→ Given instruction: Reproduce the lines from the one containing "stats-title: h_asym35 <box>565" through the one containing "x-tick-label: 0.028 <box>82 187 98 193</box>", changing every "stats-value-mean" to "stats-mean-value" and keeping everything else identical.

---------- Records provided ----------

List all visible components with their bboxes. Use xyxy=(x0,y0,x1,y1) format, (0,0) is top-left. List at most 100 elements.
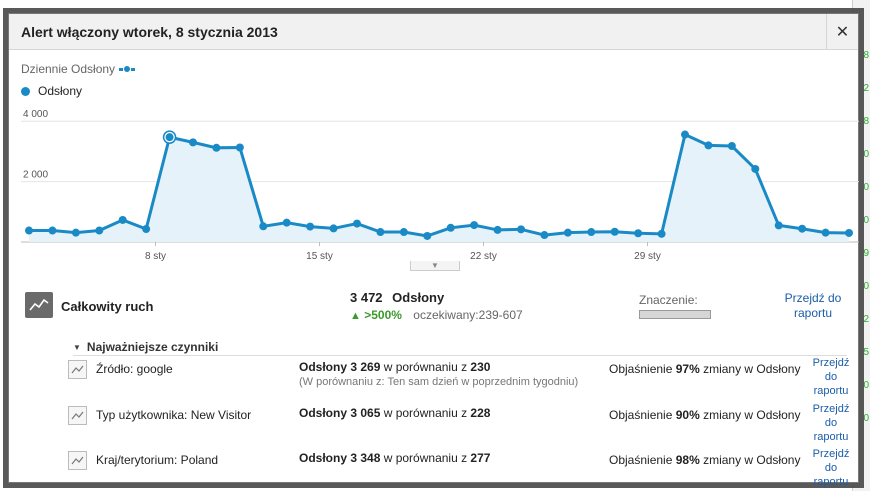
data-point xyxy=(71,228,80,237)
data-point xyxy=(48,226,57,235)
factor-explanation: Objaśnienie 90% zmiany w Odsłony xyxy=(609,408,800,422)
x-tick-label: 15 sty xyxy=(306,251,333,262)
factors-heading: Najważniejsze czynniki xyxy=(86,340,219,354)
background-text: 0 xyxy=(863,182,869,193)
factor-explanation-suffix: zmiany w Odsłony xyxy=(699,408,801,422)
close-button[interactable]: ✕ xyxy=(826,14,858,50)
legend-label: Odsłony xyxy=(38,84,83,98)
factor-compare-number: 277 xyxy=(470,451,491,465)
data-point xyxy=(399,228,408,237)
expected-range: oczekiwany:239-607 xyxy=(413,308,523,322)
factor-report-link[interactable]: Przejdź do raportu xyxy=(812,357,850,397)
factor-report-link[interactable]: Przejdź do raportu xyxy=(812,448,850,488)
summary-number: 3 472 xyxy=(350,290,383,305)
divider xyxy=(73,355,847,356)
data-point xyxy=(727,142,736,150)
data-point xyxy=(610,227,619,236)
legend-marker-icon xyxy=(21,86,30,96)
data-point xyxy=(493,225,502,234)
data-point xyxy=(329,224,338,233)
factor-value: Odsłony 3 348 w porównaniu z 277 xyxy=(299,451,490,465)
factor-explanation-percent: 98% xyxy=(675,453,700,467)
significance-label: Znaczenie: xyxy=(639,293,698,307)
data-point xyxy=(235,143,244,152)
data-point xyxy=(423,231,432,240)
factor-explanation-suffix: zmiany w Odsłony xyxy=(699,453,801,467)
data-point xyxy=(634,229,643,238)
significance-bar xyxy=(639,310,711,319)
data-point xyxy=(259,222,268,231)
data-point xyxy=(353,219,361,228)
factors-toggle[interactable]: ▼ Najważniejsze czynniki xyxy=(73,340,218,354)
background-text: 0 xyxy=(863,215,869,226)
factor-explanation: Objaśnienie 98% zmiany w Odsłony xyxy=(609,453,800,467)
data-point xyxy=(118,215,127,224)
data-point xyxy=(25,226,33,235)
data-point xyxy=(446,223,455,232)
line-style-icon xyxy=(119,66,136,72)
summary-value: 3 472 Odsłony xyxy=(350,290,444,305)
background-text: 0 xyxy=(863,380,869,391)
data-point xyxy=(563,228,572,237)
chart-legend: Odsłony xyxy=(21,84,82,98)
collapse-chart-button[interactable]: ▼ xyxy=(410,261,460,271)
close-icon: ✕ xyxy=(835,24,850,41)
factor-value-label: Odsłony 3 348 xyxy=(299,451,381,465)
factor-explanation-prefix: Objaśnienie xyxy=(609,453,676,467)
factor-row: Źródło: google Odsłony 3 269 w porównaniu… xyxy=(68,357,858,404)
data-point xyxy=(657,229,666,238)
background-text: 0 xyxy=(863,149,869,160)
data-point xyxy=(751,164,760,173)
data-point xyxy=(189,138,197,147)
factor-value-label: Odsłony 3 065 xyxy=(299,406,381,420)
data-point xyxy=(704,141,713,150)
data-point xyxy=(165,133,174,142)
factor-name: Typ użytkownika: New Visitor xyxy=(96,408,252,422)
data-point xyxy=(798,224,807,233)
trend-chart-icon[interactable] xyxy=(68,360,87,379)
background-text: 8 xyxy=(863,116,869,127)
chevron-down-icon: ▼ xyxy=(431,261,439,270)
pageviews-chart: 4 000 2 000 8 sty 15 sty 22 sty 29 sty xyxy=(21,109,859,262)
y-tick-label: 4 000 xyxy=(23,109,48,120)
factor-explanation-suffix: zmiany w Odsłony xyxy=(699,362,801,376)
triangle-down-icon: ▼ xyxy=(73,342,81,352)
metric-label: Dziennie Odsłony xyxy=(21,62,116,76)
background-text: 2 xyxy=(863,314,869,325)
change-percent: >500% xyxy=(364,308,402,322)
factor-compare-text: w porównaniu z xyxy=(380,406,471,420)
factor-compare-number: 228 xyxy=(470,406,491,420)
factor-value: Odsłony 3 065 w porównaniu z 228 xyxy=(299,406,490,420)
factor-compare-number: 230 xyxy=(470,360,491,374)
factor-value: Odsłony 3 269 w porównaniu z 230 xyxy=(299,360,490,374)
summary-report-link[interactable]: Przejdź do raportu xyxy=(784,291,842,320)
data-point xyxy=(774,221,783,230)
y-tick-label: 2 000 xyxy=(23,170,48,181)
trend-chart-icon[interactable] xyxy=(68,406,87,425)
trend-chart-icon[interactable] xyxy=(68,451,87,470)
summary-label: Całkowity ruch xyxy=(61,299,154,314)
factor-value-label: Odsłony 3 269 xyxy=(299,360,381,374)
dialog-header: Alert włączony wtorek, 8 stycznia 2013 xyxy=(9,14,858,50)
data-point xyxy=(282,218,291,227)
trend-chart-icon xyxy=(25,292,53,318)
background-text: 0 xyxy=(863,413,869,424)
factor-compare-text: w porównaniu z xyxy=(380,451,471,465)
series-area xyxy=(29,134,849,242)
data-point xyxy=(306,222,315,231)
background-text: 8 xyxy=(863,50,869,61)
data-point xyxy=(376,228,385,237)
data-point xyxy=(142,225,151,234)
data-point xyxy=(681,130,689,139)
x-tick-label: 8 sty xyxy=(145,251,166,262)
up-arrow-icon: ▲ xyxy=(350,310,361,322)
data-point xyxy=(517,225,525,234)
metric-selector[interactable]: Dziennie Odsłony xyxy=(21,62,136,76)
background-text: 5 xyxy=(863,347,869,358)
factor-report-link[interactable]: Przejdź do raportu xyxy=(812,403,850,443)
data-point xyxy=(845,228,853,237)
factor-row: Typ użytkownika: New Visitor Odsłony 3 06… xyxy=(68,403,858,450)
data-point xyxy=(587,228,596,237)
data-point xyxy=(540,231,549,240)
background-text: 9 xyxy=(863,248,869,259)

----------
---------- Records provided ----------

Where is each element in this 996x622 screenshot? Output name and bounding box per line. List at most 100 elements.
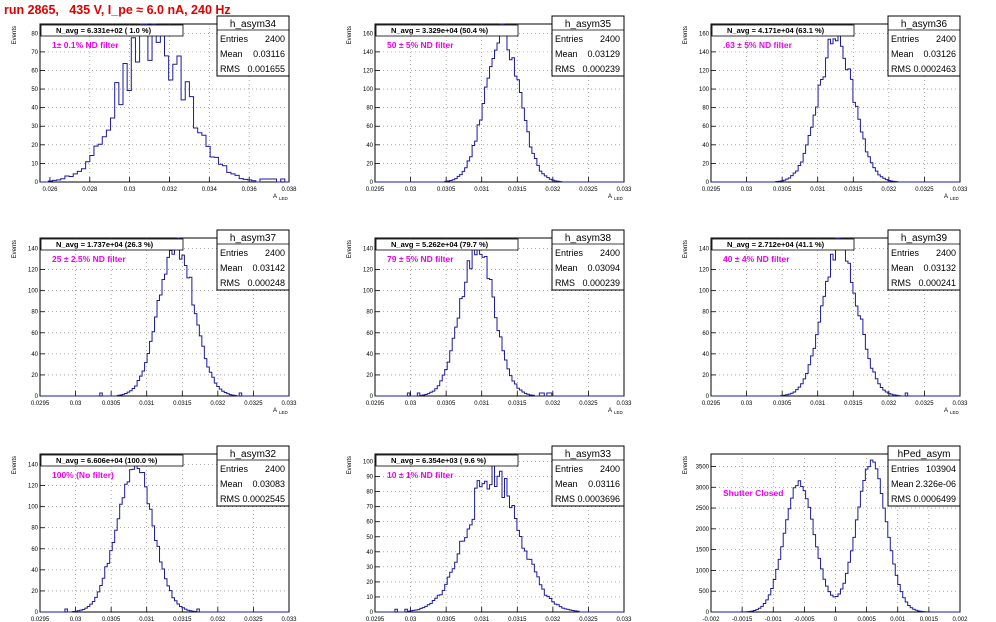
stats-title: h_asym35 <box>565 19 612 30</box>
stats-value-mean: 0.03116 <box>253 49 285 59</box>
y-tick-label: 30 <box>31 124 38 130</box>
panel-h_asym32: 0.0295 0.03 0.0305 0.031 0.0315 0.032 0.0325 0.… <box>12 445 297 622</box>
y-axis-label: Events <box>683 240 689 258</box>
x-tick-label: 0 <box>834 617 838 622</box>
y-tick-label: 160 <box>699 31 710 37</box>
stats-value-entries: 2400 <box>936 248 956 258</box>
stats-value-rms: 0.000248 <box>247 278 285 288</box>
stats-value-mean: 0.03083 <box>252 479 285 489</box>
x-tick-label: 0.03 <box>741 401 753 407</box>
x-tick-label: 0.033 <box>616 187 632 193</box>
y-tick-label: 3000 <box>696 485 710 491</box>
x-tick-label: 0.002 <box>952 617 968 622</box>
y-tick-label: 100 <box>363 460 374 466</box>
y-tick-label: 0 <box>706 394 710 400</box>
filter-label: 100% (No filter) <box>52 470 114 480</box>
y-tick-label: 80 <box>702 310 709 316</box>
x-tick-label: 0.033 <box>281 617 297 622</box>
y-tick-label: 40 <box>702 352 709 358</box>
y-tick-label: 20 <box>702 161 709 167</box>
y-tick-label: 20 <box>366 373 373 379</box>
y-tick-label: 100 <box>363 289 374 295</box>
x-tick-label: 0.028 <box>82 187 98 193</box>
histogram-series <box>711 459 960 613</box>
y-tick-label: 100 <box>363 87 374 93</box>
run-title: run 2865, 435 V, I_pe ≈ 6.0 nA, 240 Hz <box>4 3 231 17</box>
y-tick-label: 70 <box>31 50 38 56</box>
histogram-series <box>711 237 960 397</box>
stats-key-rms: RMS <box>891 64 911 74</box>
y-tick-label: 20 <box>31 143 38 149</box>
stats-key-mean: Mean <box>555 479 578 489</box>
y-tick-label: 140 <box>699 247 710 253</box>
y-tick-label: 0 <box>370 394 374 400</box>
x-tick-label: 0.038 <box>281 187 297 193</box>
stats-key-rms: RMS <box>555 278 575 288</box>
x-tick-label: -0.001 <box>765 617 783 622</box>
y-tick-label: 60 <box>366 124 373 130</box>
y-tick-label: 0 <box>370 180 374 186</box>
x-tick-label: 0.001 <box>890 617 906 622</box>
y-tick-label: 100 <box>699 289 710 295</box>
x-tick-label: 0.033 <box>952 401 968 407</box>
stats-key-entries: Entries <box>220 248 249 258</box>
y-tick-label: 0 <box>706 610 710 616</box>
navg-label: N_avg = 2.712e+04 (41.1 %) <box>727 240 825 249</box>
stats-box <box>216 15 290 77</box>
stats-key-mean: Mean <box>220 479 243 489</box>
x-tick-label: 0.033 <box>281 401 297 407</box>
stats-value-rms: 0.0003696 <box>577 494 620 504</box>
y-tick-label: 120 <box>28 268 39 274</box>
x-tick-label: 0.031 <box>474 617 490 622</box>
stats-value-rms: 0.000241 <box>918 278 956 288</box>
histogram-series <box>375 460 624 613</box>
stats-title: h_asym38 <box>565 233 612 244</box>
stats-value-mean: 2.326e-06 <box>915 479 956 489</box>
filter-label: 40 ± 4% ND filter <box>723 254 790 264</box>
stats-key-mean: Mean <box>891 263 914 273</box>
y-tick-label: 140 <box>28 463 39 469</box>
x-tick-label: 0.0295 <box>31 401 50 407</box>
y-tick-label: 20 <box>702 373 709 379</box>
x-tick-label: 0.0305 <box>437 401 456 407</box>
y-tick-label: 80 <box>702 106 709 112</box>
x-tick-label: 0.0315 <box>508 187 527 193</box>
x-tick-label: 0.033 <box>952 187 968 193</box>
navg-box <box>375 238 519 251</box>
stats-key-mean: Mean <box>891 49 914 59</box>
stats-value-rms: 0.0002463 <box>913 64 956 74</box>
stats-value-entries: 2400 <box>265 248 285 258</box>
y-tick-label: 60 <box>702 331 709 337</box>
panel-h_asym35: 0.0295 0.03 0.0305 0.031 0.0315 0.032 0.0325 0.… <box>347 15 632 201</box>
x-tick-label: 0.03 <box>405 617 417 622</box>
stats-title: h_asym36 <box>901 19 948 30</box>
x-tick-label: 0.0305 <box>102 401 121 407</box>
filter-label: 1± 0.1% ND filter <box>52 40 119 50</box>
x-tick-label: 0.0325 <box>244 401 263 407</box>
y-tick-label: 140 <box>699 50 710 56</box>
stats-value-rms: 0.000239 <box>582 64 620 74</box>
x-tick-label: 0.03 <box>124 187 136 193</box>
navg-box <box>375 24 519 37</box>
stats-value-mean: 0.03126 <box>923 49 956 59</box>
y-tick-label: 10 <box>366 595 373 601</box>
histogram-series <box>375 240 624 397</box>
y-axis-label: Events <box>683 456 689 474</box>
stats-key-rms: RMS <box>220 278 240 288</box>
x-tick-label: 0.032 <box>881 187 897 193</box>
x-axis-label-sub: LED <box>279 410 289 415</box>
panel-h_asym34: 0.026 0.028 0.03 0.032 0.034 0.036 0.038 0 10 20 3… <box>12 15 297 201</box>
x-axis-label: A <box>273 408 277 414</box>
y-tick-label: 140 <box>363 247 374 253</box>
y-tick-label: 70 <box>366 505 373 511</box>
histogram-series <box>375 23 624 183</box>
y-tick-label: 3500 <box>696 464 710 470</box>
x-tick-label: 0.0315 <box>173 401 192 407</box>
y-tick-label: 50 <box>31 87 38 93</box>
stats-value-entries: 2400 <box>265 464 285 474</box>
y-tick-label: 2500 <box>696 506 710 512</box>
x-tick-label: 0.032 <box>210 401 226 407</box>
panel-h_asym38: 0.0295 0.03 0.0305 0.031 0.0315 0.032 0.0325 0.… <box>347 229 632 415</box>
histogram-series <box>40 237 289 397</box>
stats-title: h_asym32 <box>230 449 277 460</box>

----------
---------- Records provided ----------

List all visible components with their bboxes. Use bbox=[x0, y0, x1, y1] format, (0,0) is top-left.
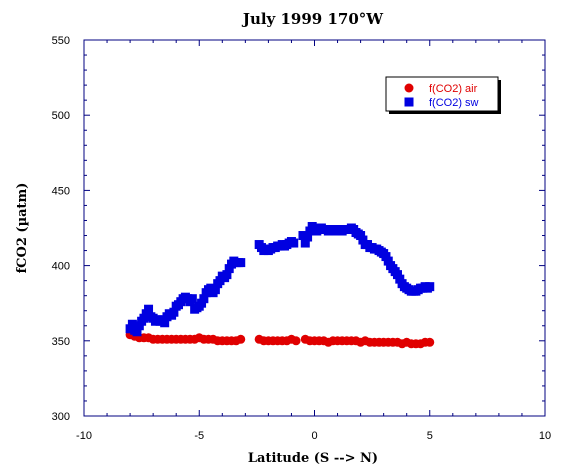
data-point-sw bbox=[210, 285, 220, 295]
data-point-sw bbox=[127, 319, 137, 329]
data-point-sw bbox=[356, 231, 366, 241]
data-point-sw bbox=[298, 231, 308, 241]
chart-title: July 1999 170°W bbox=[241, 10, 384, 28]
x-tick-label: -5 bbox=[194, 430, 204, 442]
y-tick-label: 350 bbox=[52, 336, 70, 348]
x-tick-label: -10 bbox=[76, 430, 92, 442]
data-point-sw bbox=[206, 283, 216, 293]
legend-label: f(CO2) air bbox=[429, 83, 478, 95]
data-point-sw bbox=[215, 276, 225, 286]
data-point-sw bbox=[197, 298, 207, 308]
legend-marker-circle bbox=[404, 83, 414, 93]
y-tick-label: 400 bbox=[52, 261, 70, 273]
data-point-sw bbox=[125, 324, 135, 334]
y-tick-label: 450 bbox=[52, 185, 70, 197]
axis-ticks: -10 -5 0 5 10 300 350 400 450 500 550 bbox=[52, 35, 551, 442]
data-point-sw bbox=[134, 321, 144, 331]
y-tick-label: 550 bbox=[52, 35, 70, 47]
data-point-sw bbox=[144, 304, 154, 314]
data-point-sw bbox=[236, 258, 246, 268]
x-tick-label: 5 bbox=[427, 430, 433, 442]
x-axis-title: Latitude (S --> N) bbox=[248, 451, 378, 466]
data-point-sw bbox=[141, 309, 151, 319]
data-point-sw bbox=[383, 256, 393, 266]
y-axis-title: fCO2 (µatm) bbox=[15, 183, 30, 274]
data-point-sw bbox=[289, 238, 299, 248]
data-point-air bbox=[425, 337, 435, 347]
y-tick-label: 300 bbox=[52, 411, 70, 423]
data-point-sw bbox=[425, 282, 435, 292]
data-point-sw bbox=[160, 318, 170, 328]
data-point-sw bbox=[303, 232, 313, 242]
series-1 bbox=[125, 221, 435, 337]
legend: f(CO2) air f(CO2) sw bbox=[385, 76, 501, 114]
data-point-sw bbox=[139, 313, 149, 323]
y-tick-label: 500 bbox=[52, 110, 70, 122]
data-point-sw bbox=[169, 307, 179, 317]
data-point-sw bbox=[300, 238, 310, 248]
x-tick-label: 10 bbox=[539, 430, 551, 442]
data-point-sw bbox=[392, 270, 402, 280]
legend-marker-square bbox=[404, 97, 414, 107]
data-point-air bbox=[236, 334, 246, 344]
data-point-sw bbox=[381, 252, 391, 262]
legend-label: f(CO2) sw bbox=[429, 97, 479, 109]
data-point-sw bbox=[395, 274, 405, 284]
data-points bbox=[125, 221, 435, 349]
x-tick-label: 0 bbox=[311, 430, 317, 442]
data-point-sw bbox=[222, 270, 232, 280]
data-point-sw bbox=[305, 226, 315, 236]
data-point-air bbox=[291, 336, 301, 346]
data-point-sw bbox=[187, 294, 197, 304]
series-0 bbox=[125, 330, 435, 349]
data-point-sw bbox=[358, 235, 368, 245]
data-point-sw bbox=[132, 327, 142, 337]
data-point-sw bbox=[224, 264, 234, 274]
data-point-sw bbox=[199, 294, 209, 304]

----------

→ Solution for this problem:
stats-title: h_asym35 <box>565 19 612 30</box>
stats-mean-value: 0.03116 <box>253 49 285 59</box>
y-tick-label: 30 <box>31 124 38 130</box>
panel-h_asym32: 0.0295 0.03 0.0305 0.031 0.0315 0.032 0.0325 0.… <box>12 445 297 622</box>
y-axis-label: Events <box>683 240 689 258</box>
x-tick-label: 0 <box>834 617 838 622</box>
y-tick-label: 160 <box>699 31 710 37</box>
stats-value-entries: 2400 <box>936 248 956 258</box>
stats-value-rms: 0.000248 <box>247 278 285 288</box>
stats-mean-value: 0.03083 <box>252 479 285 489</box>
x-tick-label: 0.03 <box>741 401 753 407</box>
x-tick-label: 0.033 <box>616 187 632 193</box>
y-tick-label: 3000 <box>696 485 710 491</box>
x-tick-label: 0.002 <box>952 617 968 622</box>
y-tick-label: 100 <box>363 460 374 466</box>
y-tick-label: 0 <box>706 394 710 400</box>
filter-label: 100% (No filter) <box>52 470 114 480</box>
y-tick-label: 80 <box>702 310 709 316</box>
x-tick-label: 0.033 <box>281 617 297 622</box>
y-tick-label: 40 <box>702 352 709 358</box>
y-tick-label: 20 <box>702 161 709 167</box>
y-tick-label: 20 <box>366 373 373 379</box>
y-tick-label: 100 <box>363 289 374 295</box>
x-tick-label: 0.028 <box>82 187 98 193</box>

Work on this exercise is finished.